» Extrait du document:
# # # # #

#concurrence
#unboncoupd'antipuces
L’actualité est décidément aux puces : quand elles ne présentent pas des failles menaçant gravement la sécurité des systèmes, elles font l’objet d’un abus de position dominante accablant deux des plus importants acteurs du marché. Qualcomm, fabricant de puces, se fait ainsi épingler pour avoir consenti à Apple, son principal client, des versements juteux en échange d’une exclusivité d’approvisionnement ; pour la Commission Européenne, ça ne passe pas, et ça mérite même une amende salée, prouvant une fois encore qu’en matière de frapper fort, à Bruxelles, on sait rivaliser avec les Etats-Unis.
#copieprivée
#droitd'auteur
#droitunioniste
#revoistacopiesony
Une leçon de propriété intellectuelle et de droit unioniste, c’est ce à quoi s’est livré le TGI de Paris pour condamner trois constructeurs de téléphones mobiles, cartes mémoires et autre tablettes, au versement de 47 millions au titre de la redevance pour copie privée. Les constructeurs contestaient tout de go le fait que les supports de copie de sauvegarde et de migration ainsi que les téléchargements payants d’œuvres protégées étaient rentrés dans l’assiette du calcul de leurs redevances. Aussi souhaitaient-ils, secrètement, voir s’appliquer une présomption d’usage professionnel lorsque que des supports de copie sont vendus à des personnes morales. Rejetant les moyens tirés de l’inconventionnalité de la loi française au regard de la directive Infosoc, c’est peut-être tout le système français de la rémunération pour copie privée que le TGI sauve. Certaines problématiques soulevées n’étaient pourtant pas dénuées d’intérêt.

# # # # #

» Données extraites:
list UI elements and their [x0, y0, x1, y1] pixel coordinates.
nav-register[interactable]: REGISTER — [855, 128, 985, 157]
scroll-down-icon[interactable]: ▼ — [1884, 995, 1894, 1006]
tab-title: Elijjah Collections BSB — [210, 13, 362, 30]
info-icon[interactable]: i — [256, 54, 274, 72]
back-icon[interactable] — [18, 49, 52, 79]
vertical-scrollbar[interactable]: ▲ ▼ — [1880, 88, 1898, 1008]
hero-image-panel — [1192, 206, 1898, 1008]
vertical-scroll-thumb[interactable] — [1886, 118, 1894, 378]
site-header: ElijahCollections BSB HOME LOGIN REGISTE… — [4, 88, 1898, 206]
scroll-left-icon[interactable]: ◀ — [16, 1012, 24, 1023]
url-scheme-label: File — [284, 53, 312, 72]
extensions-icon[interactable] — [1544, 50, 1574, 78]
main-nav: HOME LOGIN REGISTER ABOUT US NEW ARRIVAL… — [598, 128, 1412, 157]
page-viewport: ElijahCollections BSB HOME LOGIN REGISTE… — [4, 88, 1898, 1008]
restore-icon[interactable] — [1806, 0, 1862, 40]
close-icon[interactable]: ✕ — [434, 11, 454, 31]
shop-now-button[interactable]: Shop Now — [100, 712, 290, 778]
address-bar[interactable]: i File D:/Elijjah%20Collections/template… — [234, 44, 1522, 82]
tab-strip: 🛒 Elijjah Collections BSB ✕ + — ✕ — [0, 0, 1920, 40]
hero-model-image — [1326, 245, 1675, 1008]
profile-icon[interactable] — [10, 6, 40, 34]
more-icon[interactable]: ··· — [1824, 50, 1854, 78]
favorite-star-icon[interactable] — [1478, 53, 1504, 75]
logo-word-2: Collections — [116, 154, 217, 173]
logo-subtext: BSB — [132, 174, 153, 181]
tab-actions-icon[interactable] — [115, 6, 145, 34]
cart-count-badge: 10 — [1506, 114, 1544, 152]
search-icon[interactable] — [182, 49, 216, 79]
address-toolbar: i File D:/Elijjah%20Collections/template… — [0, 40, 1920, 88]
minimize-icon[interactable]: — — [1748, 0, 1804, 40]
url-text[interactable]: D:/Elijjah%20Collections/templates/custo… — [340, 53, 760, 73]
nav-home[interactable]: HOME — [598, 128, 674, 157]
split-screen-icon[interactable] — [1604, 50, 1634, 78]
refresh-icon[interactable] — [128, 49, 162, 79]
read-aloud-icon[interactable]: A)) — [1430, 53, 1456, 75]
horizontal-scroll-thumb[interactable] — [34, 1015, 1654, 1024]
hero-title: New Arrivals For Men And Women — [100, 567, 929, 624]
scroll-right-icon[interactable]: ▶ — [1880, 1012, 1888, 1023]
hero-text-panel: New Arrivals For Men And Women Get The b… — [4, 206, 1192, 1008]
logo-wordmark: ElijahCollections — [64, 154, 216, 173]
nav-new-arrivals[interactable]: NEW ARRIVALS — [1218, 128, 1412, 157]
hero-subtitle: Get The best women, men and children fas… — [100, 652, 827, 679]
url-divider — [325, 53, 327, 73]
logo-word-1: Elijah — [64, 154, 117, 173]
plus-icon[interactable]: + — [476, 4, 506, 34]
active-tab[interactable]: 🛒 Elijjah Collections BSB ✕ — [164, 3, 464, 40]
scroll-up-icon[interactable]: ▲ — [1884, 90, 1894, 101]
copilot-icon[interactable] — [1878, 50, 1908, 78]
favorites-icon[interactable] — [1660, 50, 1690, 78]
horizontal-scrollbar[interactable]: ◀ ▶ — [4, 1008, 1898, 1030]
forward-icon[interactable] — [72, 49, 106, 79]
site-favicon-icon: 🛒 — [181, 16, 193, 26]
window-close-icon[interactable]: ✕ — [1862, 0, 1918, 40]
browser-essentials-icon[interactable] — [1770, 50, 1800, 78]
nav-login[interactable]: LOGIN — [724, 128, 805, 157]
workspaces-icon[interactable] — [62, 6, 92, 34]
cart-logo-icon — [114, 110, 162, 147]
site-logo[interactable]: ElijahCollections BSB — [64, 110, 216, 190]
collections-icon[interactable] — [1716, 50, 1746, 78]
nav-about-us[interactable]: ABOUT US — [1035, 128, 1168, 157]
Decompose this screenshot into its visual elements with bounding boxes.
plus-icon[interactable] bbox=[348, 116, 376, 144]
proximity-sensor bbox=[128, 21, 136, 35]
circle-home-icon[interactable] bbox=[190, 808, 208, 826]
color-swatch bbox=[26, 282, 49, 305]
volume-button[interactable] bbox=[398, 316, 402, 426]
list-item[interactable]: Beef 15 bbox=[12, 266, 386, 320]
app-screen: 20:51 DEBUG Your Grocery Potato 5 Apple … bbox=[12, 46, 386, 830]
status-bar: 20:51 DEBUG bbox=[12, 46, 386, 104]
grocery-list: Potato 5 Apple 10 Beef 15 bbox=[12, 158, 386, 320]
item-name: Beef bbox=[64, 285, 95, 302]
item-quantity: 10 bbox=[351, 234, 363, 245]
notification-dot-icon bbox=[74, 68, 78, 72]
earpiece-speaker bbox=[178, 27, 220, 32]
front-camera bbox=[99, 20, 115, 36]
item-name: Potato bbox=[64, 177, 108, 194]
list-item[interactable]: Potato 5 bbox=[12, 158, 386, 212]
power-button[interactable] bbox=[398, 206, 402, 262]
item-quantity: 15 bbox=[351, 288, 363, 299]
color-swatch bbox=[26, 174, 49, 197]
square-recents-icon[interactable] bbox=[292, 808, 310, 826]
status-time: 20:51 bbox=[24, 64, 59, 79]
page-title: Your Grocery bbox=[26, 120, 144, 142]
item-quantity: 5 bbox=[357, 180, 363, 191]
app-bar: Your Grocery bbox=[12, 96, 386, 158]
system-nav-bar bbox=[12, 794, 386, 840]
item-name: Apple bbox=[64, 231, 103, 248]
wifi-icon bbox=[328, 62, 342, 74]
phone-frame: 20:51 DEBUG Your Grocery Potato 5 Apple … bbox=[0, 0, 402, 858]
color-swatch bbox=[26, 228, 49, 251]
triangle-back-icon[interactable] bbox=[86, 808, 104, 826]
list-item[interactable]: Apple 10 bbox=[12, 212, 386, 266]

# # # # #

» Votre tâche:
Poursuivez, à partir de sa dernière phrase, le texte d'actualité juridique ci-dessus consacré à Qualcomm et à la copie privée.

» Réponse attendue:
#fakenews
#IA
#dulardouducochon
#verydeeplearning
IA, porno et fake news : c’est la recette de ce sujet ahurissant, où l’on apprend que grâce à un réseau de neurones en open source, il est désormais possible à (presque) tout un chacun de créer des vidéo “face-swappées” tout à fait convaincantes – comprenez : d’insérer l’image du visage d’une personne A sur celle du corps d’une personne B. Ici comme ailleurs, la première application est triviale : des fausses vidéos porno mettant en scène des stars hollywoodiennes. Mais ajoutez à cela une volonté malhonnête de désinformation, et vous aurez une idée du monde dans lequel nous entrons malgré nous ; il sera bientôt plus qu’urgent de réinventer les bases de nos systèmes de validation et de confiance.
#vieprivée
#IA
#surveillance
#enfintrouvercharlie
Quand l’intelligence artificielle rencontre la télésurveillance, cela donne la « Vision as a Service », ou bien encore le google des vidéos de sécurité qui permet de faire de la recherche de séquences par requête en langage naturel. Autant de technologies qui peuvent aider efficacement dans la lutte contre la criminalité. Mais, ici comme ailleurs, de la possibilité de perpétrer des préjugés discriminatoires jusqu’à la préservation de la vie privée des citoyens, l’utilisation du machine learning dans le cadre de la sécurité publique suscite de nombreuses interrogations techno-éthiques. Cet article fait ainsi état des développements actuels des outils d’analyse vidéo pour en révéler les zones d’ombre. Une réflexion bien nécessaire alors que la Chine et la Russie les utilisent déjà pour faire du contrôle social de masse.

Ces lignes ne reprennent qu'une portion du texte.